Set the data down again, exactly as it reads, but without the pictures.
▼
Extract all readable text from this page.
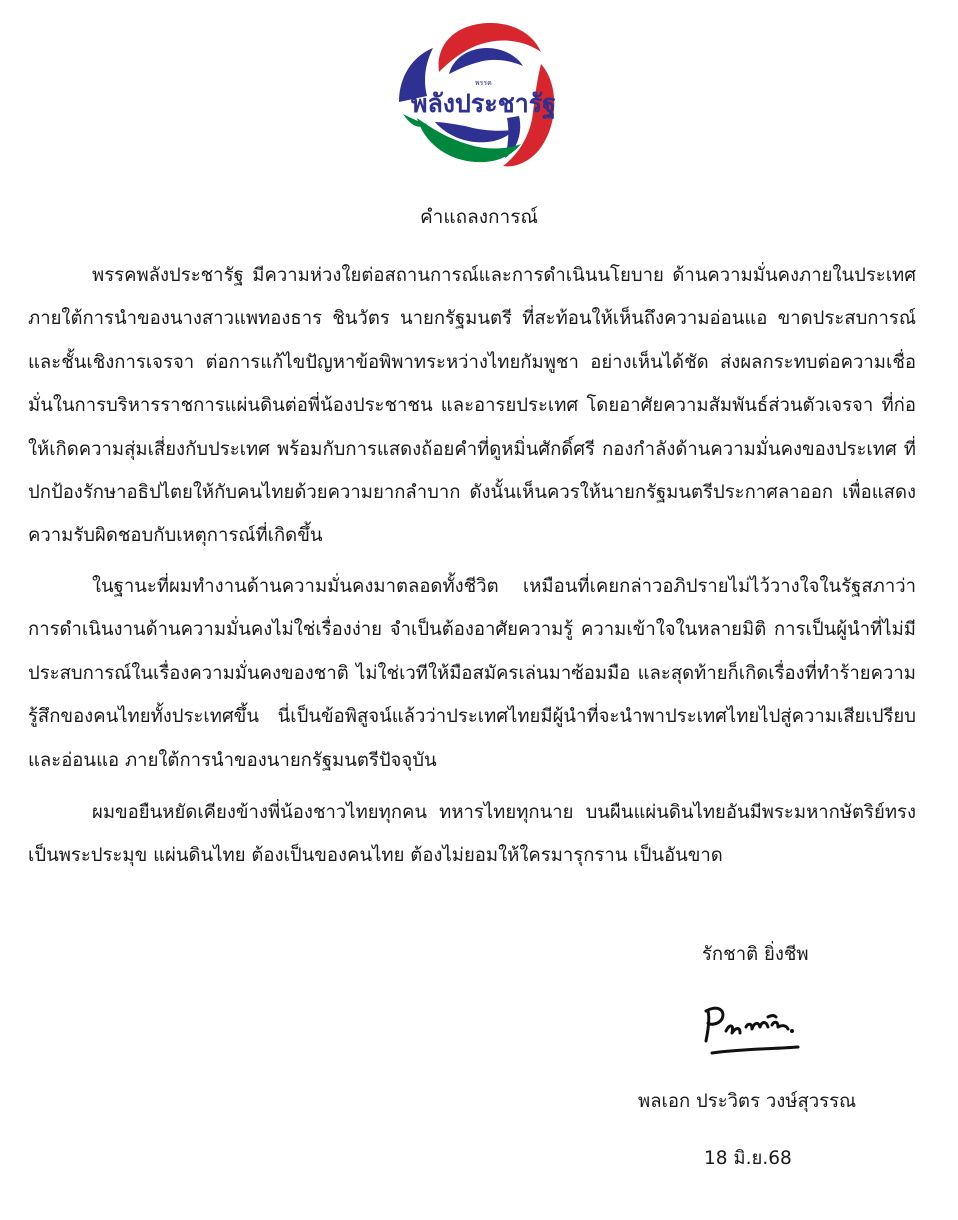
พลังประชารัฐ
พรรค
คำแถลงการณ์

พรรคพลังประชารัฐ มีความห่วงใยต่อสถานการณ์และการดำเนินนโยบาย ด้านความมั่นคงภายในประเทศ ภายใต้การนำของนางสาวแพทองธาร ชินวัตร นายกรัฐมนตรี ที่สะท้อนให้เห็นถึงความอ่อนแอ ขาดประสบการณ์และชั้นเชิงการเจรจา ต่อการแก้ไขปัญหาข้อพิพาทระหว่างไทยกัมพูชา อย่างเห็นได้ชัด ส่งผลกระทบต่อความเชื่อมั่นในการบริหารราชการแผ่นดินต่อพี่น้องประชาชน และอารยประเทศ โดยอาศัยความสัมพันธ์ส่วนตัวเจรจา ที่ก่อให้เกิดความสุ่มเสี่ยงกับประเทศ พร้อมกับการแสดงถ้อยคำที่ดูหมิ่นศักดิ์ศรี กองกำลังด้านความมั่นคงของประเทศ ที่ปกป้องรักษาอธิปไตยให้กับคนไทยด้วยความยากลำบาก ดังนั้นเห็นควรให้นายกรัฐมนตรีประกาศลาออก เพื่อแสดงความรับผิดชอบกับเหตุการณ์ที่เกิดขึ้น

ในฐานะที่ผมทำงานด้านความมั่นคงมาตลอดทั้งชีวิต เหมือนที่เคยกล่าวอภิปรายไม่ไว้วางใจในรัฐสภาว่า การดำเนินงานด้านความมั่นคงไม่ใช่เรื่องง่าย จำเป็นต้องอาศัยความรู้ ความเข้าใจในหลายมิติ การเป็นผู้นำที่ไม่มีประสบการณ์ในเรื่องความมั่นคงของชาติ ไม่ใช่เวทีให้มือสมัครเล่นมาซ้อมมือ และสุดท้ายก็เกิดเรื่องที่ทำร้ายความรู้สึกของคนไทยทั้งประเทศขึ้น นี่เป็นข้อพิสูจน์แล้วว่าประเทศไทยมีผู้นำที่จะนำพาประเทศไทยไปสู่ความเสียเปรียบ และอ่อนแอ ภายใต้การนำของนายกรัฐมนตรีปัจจุบัน

ผมขอยืนหยัดเคียงข้างพี่น้องชาวไทยทุกคน ทหารไทยทุกนาย บนผืนแผ่นดินไทยอันมีพระมหากษัตริย์ทรงเป็นพระประมุข แผ่นดินไทย ต้องเป็นของคนไทย ต้องไม่ยอมให้ใครมารุกราน เป็นอันขาด

รักชาติ ยิ่งชีพ

พลเอก ประวิตร วงษ์สุวรรณ

18 มิ.ย.68
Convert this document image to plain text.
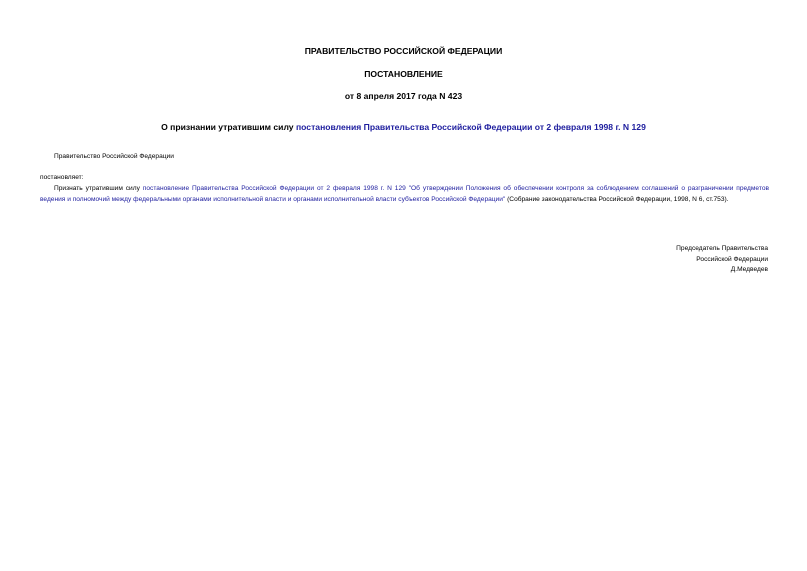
ПРАВИТЕЛЬСТВО РОССИЙСКОЙ ФЕДЕРАЦИИ
ПОСТАНОВЛЕНИЕ
от 8 апреля 2017 года N 423
О признании утратившим силу постановления Правительства Российской Федерации от 2 февраля 1998 г. N 129
Правительство Российской Федерации
постановляет:
Признать утратившим силу постановление Правительства Российской Федерации от 2 февраля 1998 г. N 129 "Об утверждении Положения об обеспечении контроля за соблюдением соглашений о разграничении предметов ведения и полномочий между федеральными органами исполнительной власти и органами исполнительной власти субъектов Российской Федерации" (Собрание законодательства Российской Федерации, 1998, N 6, ст.753).
Председатель Правительства
Российской Федерации
Д.Медведев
▲
# [RESPONSE TO THIS TASK]
Extract all readable text from this page.
พลังประชารัฐ
พรรค
คำแถลงการณ์

พรรคพลังประชารัฐ มีความห่วงใยต่อสถานการณ์และการดำเนินนโยบาย ด้านความมั่นคงภายในประเทศ ภายใต้การนำของนางสาวแพทองธาร ชินวัตร นายกรัฐมนตรี ที่สะท้อนให้เห็นถึงความอ่อนแอ ขาดประสบการณ์และชั้นเชิงการเจรจา ต่อการแก้ไขปัญหาข้อพิพาทระหว่างไทยกัมพูชา อย่างเห็นได้ชัด ส่งผลกระทบต่อความเชื่อมั่นในการบริหารราชการแผ่นดินต่อพี่น้องประชาชน และอารยประเทศ โดยอาศัยความสัมพันธ์ส่วนตัวเจรจา ที่ก่อให้เกิดความสุ่มเสี่ยงกับประเทศ พร้อมกับการแสดงถ้อยคำที่ดูหมิ่นศักดิ์ศรี กองกำลังด้านความมั่นคงของประเทศ ที่ปกป้องรักษาอธิปไตยให้กับคนไทยด้วยความยากลำบาก ดังนั้นเห็นควรให้นายกรัฐมนตรีประกาศลาออก เพื่อแสดงความรับผิดชอบกับเหตุการณ์ที่เกิดขึ้น

ในฐานะที่ผมทำงานด้านความมั่นคงมาตลอดทั้งชีวิต เหมือนที่เคยกล่าวอภิปรายไม่ไว้วางใจในรัฐสภาว่า การดำเนินงานด้านความมั่นคงไม่ใช่เรื่องง่าย จำเป็นต้องอาศัยความรู้ ความเข้าใจในหลายมิติ การเป็นผู้นำที่ไม่มีประสบการณ์ในเรื่องความมั่นคงของชาติ ไม่ใช่เวทีให้มือสมัครเล่นมาซ้อมมือ และสุดท้ายก็เกิดเรื่องที่ทำร้ายความรู้สึกของคนไทยทั้งประเทศขึ้น นี่เป็นข้อพิสูจน์แล้วว่าประเทศไทยมีผู้นำที่จะนำพาประเทศไทยไปสู่ความเสียเปรียบ และอ่อนแอ ภายใต้การนำของนายกรัฐมนตรีปัจจุบัน

ผมขอยืนหยัดเคียงข้างพี่น้องชาวไทยทุกคน ทหารไทยทุกนาย บนผืนแผ่นดินไทยอันมีพระมหากษัตริย์ทรงเป็นพระประมุข แผ่นดินไทย ต้องเป็นของคนไทย ต้องไม่ยอมให้ใครมารุกราน เป็นอันขาด

รักชาติ ยิ่งชีพ

พลเอก ประวิตร วงษ์สุวรรณ

18 มิ.ย.68
Convert this document image to plain text.
ПРАВИТЕЛЬСТВО РОССИЙСКОЙ ФЕДЕРАЦИИ
ПОСТАНОВЛЕНИЕ
от 8 апреля 2017 года N 423
О признании утратившим силу постановления Правительства Российской Федерации от 2 февраля 1998 г. N 129
Правительство Российской Федерации
постановляет:
Признать утратившим силу постановление Правительства Российской Федерации от 2 февраля 1998 г. N 129 "Об утверждении Положения об обеспечении контроля за соблюдением соглашений о разграничении предметов ведения и полномочий между федеральными органами исполнительной власти и органами исполнительной власти субъектов Российской Федерации" (Собрание законодательства Российской Федерации, 1998, N 6, ст.753).
Председатель Правительства
Российской Федерации
Д.Медведев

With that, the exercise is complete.